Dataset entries
____________
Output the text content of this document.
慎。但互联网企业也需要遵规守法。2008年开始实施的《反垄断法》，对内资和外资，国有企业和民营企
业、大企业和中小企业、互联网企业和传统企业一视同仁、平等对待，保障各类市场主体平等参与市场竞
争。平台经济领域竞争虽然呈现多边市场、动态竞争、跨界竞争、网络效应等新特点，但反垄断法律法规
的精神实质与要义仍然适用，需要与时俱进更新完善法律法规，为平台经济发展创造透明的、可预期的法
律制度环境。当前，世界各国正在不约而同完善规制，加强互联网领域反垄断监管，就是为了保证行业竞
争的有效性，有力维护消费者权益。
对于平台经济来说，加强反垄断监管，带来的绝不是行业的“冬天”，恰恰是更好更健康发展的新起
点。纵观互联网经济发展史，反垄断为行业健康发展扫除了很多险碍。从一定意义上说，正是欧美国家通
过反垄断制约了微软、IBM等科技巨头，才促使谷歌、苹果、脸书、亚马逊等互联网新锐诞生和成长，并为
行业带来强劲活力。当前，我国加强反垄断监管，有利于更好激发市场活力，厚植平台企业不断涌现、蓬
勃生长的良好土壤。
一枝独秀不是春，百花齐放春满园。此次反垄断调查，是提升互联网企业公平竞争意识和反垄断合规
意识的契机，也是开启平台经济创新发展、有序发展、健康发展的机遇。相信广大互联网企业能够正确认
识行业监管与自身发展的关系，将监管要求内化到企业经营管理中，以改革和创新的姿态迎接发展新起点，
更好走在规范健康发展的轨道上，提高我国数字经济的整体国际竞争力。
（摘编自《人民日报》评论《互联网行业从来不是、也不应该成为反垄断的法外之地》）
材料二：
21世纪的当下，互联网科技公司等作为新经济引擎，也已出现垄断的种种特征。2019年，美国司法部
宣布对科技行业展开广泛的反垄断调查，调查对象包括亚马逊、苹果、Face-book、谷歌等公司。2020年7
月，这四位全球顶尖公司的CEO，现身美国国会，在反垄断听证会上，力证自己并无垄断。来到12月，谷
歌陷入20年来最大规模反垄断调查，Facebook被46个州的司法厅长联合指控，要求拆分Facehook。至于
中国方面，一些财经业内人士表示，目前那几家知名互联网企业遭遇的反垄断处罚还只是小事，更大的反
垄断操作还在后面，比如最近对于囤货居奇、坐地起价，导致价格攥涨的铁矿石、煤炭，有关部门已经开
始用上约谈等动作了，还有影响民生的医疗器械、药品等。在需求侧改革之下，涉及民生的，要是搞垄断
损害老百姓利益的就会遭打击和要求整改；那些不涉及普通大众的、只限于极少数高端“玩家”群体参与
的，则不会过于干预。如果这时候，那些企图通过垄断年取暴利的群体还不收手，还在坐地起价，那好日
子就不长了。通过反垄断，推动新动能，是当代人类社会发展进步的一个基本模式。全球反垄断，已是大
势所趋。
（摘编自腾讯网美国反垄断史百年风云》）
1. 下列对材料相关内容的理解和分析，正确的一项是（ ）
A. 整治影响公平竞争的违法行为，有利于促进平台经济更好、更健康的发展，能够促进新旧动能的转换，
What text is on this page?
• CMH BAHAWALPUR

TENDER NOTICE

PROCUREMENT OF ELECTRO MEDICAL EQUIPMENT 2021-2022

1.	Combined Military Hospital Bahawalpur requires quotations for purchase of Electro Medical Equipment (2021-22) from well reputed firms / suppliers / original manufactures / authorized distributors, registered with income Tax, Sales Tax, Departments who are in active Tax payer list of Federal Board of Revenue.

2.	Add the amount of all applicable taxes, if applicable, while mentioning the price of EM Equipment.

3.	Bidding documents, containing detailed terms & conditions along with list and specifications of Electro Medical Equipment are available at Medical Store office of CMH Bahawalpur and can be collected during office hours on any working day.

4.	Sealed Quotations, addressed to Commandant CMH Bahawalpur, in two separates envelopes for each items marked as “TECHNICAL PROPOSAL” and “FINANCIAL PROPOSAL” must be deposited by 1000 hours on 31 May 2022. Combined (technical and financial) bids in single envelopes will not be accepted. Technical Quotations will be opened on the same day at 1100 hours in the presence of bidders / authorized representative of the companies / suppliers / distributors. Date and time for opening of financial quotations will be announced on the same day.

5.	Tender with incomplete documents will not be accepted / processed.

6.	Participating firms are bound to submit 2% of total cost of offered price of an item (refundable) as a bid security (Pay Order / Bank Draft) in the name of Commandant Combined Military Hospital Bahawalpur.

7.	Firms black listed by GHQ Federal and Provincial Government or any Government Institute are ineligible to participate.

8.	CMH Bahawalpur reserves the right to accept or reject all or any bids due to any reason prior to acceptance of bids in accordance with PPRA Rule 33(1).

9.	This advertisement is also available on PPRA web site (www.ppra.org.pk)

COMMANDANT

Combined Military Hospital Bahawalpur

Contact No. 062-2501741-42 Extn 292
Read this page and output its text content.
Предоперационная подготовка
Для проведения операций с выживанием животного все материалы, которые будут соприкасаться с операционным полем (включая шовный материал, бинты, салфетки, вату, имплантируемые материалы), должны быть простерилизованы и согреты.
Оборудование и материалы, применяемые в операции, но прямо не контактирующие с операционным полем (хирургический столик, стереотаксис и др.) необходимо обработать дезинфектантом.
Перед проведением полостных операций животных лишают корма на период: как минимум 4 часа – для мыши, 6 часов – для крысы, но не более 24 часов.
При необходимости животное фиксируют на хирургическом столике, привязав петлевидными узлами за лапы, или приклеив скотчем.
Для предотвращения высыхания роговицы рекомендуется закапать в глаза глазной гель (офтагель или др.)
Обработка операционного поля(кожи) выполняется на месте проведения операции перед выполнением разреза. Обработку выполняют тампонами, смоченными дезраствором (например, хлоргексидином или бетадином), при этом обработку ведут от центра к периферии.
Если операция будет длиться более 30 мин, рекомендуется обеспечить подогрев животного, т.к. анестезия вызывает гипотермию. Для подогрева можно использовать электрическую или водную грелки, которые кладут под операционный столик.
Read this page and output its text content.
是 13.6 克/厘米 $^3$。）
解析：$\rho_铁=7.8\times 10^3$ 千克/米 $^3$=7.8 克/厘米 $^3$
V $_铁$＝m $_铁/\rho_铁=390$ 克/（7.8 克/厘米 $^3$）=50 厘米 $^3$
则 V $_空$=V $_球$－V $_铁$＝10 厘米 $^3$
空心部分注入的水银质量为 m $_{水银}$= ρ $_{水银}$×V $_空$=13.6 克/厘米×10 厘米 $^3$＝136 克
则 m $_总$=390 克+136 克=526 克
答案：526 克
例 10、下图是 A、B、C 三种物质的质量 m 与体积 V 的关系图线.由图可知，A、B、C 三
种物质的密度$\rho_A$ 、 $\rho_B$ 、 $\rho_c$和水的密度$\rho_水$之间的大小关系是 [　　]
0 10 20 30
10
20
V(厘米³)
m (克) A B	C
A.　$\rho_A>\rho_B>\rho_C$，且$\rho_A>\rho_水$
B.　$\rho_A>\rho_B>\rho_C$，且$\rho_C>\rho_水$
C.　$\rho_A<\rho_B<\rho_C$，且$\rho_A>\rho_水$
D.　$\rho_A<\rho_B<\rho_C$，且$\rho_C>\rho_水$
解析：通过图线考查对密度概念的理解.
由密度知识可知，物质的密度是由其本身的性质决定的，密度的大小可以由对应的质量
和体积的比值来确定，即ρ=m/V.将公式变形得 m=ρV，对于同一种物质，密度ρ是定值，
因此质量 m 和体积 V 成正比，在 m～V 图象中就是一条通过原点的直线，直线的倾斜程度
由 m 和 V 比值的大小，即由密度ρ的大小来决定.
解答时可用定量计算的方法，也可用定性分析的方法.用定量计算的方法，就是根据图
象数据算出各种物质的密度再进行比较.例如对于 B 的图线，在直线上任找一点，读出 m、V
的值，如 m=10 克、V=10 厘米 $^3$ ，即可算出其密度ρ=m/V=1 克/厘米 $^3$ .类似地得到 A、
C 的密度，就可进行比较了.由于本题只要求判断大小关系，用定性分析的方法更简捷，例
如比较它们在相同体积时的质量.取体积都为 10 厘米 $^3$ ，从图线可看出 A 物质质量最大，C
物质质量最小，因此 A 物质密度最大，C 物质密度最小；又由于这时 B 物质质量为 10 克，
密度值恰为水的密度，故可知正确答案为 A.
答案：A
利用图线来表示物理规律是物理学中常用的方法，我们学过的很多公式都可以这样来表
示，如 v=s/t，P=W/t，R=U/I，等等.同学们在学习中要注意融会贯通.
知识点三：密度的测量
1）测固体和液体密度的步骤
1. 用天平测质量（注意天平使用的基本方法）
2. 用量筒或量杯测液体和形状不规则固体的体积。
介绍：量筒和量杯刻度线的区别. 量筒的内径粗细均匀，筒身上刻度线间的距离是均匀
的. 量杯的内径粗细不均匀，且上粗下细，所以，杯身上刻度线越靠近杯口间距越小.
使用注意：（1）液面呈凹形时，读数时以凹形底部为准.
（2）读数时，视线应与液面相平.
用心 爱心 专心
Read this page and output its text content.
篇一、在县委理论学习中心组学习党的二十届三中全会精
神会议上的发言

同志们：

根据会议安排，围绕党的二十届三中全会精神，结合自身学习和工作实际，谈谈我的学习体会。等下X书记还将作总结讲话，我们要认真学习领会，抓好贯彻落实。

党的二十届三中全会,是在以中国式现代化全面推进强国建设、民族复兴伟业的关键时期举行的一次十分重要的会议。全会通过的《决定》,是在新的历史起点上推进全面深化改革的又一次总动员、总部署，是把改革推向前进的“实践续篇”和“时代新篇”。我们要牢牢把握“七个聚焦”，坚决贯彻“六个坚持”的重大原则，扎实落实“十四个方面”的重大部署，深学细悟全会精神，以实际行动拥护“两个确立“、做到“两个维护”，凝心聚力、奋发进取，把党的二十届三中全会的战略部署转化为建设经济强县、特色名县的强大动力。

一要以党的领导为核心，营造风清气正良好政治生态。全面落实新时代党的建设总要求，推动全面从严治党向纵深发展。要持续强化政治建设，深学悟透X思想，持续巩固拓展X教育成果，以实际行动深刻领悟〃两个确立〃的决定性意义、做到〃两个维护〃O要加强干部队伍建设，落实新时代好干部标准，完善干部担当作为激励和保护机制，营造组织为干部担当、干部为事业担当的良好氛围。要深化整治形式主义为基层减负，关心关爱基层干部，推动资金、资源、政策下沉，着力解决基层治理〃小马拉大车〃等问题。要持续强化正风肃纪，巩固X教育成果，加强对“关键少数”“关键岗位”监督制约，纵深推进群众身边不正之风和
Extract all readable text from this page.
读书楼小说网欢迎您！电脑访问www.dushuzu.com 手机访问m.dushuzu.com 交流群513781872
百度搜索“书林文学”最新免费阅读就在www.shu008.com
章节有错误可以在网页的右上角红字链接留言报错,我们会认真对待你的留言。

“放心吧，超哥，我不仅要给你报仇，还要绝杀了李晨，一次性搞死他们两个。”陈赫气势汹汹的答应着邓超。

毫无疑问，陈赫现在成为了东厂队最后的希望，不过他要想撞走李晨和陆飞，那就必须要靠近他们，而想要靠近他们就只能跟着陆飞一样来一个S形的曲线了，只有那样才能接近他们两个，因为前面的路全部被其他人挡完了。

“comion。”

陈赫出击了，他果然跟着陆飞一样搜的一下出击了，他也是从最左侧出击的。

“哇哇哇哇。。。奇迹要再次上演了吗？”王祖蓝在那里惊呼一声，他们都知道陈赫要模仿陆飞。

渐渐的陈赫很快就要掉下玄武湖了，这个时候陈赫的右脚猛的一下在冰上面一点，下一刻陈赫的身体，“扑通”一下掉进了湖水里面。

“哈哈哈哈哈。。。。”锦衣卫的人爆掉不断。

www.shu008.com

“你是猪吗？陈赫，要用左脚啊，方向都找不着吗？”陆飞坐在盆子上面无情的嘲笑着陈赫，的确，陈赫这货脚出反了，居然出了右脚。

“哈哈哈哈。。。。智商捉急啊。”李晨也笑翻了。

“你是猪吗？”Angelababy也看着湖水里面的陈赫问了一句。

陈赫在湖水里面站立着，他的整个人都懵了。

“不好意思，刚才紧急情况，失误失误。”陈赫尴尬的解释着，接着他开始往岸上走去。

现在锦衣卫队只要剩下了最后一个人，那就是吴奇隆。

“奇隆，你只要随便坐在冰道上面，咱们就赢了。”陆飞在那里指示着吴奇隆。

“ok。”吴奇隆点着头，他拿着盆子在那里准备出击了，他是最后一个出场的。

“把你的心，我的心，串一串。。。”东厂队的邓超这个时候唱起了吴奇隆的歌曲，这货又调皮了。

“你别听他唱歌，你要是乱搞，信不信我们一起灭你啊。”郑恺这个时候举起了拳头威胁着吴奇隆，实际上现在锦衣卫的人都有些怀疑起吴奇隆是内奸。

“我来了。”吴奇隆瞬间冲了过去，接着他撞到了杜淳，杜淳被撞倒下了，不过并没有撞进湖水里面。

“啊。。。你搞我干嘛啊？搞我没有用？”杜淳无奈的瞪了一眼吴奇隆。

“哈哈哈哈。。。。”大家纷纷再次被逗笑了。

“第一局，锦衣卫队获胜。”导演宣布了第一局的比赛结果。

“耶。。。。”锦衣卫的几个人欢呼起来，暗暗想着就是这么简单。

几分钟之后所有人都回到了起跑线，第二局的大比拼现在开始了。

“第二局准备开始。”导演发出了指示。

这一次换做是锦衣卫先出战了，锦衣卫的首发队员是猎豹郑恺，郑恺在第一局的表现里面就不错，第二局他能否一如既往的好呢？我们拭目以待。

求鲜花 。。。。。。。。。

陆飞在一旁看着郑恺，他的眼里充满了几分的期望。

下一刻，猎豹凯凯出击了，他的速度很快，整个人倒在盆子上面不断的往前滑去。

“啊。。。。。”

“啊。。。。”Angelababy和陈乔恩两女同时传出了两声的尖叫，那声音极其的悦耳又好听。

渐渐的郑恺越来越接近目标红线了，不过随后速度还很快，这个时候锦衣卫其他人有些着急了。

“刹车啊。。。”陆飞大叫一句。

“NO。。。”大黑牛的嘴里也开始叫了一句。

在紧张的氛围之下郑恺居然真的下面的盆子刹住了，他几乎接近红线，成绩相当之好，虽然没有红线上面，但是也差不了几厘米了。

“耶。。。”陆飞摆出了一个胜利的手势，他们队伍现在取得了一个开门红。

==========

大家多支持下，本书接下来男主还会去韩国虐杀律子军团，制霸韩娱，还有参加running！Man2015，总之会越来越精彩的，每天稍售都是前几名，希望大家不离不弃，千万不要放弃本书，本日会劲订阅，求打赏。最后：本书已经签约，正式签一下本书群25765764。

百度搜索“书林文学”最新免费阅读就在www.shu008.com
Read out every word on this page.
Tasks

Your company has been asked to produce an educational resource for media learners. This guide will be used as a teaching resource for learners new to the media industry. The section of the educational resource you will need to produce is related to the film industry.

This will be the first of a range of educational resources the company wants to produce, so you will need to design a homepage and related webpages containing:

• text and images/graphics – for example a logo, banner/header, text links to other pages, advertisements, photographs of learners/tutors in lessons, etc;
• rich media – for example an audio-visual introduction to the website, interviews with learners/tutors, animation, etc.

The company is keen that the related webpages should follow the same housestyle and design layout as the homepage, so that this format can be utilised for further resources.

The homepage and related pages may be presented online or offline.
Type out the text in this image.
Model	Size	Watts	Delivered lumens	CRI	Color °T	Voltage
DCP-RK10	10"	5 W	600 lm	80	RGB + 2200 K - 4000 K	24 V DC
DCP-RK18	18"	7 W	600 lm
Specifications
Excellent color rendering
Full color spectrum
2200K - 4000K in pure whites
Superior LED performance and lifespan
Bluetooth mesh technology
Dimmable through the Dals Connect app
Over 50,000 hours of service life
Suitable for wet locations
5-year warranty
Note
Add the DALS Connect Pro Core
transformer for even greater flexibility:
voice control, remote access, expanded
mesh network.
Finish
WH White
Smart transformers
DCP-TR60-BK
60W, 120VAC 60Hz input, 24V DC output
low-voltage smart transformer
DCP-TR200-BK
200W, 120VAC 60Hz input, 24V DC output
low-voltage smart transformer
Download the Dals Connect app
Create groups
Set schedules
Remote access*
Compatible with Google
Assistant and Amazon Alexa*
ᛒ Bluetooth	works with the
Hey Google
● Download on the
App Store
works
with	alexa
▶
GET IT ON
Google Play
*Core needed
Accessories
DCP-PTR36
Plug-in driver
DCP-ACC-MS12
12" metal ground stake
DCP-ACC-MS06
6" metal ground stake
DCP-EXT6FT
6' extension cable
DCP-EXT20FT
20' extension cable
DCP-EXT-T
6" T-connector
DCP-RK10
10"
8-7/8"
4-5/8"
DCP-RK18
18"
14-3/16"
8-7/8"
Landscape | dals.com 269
____________
▶ **Task brief**
Output exactly the lines between the one containing "Type out the text in this image." and the final line above, both inclusive.

▶ **The answer**
Type out the text in this image.
Model	Size	Watts	Delivered lumens	CRI	Color °T	Voltage
DCP-RK10	10"	5 W	600 lm	80	RGB + 2200 K - 4000 K	24 V DC
DCP-RK18	18"	7 W	600 lm
Specifications
Excellent color rendering
Full color spectrum
2200K - 4000K in pure whites
Superior LED performance and lifespan
Bluetooth mesh technology
Dimmable through the Dals Connect app
Over 50,000 hours of service life
Suitable for wet locations
5-year warranty
Note
Add the DALS Connect Pro Core
transformer for even greater flexibility:
voice control, remote access, expanded
mesh network.
Finish
WH White
Smart transformers
DCP-TR60-BK
60W, 120VAC 60Hz input, 24V DC output
low-voltage smart transformer
DCP-TR200-BK
200W, 120VAC 60Hz input, 24V DC output
low-voltage smart transformer
Download the Dals Connect app
Create groups
Set schedules
Remote access*
Compatible with Google
Assistant and Amazon Alexa*
ᛒ Bluetooth	works with the
Hey Google
● Download on the
App Store
works
with	alexa
▶
GET IT ON
Google Play
*Core needed
Accessories
DCP-PTR36
Plug-in driver
DCP-ACC-MS12
12" metal ground stake
DCP-ACC-MS06
6" metal ground stake
DCP-EXT6FT
6' extension cable
DCP-EXT20FT
20' extension cable
DCP-EXT-T
6" T-connector
DCP-RK10
10"
8-7/8"
4-5/8"
DCP-RK18
18"
14-3/16"
8-7/8"
Landscape | dals.com 269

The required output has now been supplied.